* [Records supplied]:

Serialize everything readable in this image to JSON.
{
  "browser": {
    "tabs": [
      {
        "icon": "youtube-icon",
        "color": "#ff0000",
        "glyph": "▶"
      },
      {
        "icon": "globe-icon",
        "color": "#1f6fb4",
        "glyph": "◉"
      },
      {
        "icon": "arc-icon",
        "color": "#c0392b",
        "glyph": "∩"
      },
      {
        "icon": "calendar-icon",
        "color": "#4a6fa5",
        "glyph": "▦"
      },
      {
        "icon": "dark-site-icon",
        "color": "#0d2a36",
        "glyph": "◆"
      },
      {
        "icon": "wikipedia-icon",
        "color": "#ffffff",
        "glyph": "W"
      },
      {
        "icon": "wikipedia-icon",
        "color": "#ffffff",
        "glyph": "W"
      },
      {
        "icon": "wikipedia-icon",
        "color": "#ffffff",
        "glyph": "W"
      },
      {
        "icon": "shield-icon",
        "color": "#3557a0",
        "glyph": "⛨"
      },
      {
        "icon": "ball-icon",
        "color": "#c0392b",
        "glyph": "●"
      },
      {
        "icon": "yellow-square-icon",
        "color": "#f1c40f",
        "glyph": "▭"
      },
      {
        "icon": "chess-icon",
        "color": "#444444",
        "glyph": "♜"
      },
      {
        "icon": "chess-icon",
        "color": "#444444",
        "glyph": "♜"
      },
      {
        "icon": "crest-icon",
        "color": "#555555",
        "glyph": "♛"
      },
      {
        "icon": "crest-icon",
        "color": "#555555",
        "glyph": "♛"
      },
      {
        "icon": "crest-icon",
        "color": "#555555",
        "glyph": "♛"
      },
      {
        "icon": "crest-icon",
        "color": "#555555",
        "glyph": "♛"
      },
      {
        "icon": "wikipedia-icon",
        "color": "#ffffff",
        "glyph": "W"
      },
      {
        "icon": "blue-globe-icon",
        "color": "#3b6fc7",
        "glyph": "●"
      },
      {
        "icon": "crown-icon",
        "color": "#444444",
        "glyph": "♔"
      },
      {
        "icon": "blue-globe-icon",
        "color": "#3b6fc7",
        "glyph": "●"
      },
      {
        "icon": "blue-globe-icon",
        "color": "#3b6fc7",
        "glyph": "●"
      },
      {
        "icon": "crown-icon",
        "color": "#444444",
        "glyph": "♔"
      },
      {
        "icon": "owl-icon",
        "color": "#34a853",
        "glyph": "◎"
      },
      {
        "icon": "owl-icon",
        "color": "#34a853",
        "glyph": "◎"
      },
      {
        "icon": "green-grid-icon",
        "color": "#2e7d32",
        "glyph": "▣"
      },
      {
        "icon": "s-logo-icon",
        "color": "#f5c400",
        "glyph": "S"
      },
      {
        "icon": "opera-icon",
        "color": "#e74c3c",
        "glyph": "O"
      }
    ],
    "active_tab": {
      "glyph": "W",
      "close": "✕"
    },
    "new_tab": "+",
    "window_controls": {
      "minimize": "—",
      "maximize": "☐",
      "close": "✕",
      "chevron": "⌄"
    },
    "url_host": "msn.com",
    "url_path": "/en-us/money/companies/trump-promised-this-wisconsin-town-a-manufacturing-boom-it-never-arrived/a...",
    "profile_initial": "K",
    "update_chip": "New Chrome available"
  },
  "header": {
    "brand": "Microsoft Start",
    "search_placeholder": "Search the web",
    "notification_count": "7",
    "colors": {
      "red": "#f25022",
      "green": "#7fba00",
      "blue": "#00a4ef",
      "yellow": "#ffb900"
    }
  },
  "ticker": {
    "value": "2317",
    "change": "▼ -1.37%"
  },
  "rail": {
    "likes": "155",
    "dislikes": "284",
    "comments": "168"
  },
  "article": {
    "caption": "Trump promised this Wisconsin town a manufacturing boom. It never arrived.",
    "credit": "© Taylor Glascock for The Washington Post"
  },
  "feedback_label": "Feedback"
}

* [Task directions]: Pick out the lines above that hold the string "yellow" and show them.

* [Result]:
        "icon": "yellow-square-icon",
      "yellow": "#ffb900"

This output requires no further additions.